Stored records —

☆ ☆ ☆ ☆

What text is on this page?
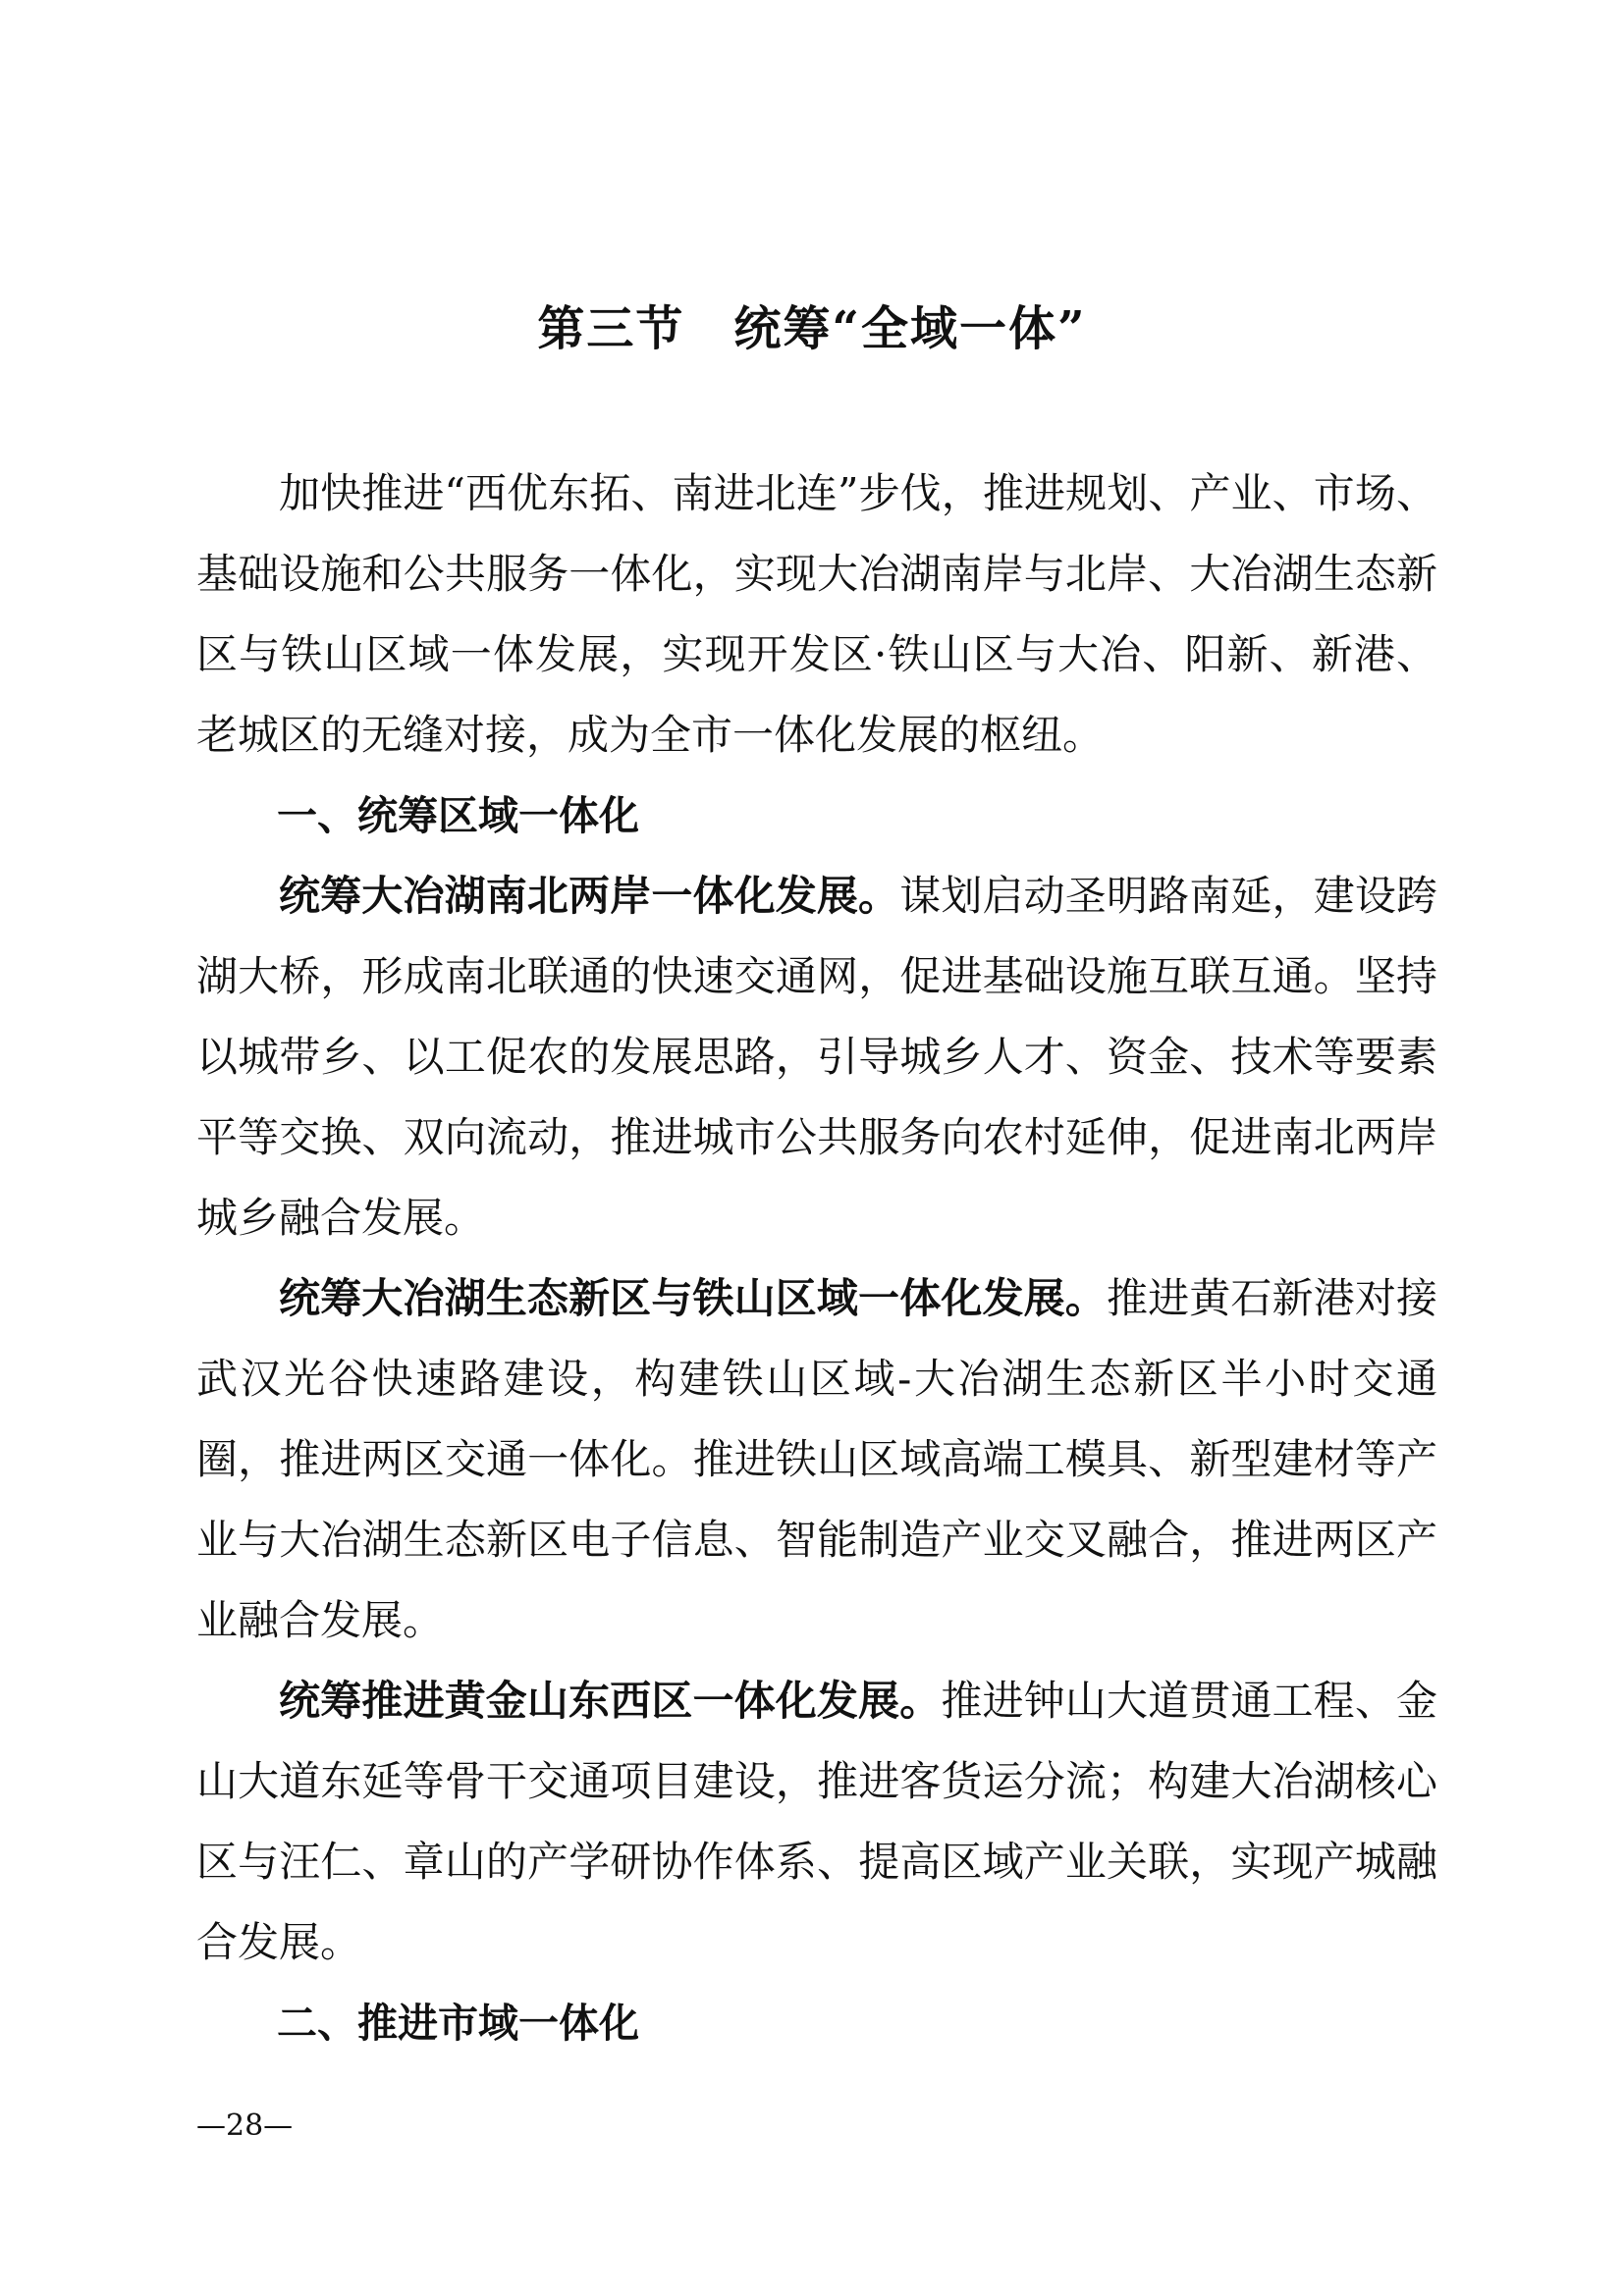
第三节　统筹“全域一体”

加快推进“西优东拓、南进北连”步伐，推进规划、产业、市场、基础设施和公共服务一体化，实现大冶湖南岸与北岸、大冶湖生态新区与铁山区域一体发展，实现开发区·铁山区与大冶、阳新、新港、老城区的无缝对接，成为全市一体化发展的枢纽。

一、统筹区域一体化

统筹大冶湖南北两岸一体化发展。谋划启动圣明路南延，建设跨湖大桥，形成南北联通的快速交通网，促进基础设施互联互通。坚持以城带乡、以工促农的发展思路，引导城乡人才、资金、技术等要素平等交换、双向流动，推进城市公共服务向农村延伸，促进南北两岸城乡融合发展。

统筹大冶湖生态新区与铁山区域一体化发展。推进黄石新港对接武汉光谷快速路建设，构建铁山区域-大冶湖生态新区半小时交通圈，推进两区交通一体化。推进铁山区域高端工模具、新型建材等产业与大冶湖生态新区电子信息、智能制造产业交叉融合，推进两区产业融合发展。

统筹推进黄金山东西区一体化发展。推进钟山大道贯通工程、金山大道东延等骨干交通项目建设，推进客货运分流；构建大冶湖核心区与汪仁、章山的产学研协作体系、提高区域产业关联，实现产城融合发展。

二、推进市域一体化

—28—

☆ ☆ ☆ ☆

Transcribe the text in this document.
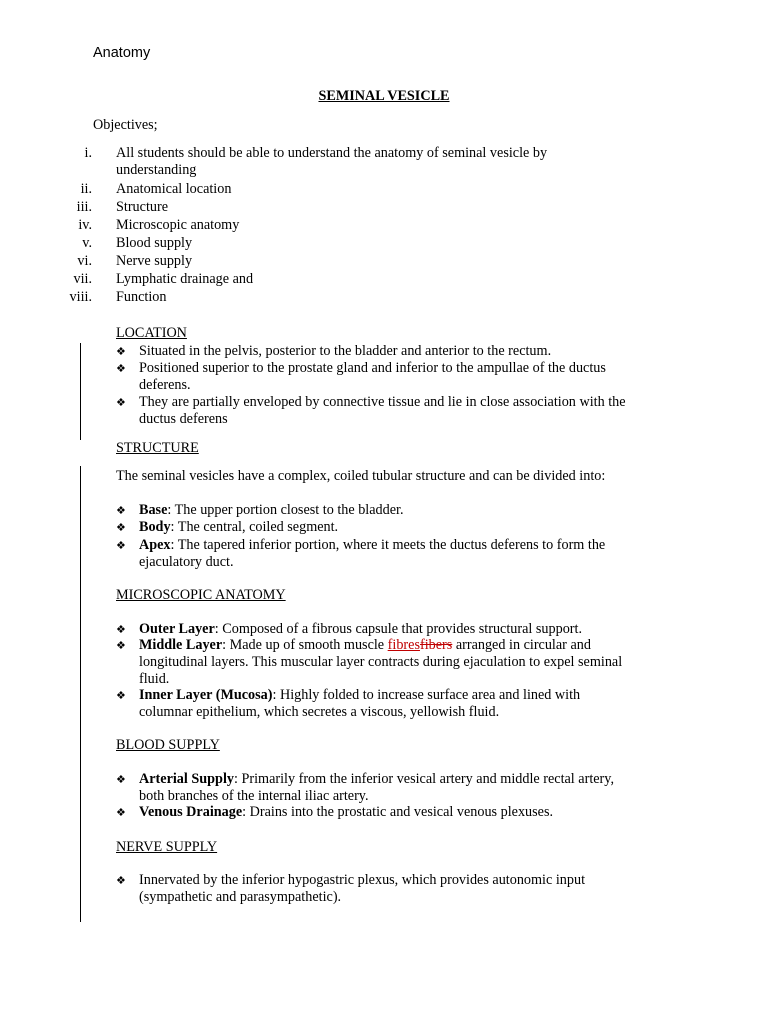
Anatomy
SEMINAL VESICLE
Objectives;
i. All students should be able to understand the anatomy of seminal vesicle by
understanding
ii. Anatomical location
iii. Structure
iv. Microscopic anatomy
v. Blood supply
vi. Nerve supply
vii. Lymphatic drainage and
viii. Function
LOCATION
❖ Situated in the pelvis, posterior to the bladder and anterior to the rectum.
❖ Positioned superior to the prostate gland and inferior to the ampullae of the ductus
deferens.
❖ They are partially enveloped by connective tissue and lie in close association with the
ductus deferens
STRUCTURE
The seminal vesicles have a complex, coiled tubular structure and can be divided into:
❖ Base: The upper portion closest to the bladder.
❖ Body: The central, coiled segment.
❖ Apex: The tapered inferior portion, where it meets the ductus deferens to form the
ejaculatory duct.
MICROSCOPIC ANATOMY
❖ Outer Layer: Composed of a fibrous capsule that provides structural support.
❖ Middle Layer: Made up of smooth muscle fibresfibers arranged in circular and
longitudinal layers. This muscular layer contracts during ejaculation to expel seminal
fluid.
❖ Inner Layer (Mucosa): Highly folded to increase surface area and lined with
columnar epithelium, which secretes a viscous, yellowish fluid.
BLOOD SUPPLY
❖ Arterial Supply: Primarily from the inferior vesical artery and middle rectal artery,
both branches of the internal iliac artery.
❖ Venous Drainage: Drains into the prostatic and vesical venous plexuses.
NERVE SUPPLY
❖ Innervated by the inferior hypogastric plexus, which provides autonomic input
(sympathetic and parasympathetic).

☆ ☆ ☆ ☆

REQUIREMENTS —
Copy out every line holding the string "coiled".

REPLY —
The seminal vesicles have a complex, coiled tubular structure and can be divided into:
❖ Body: The central, coiled segment.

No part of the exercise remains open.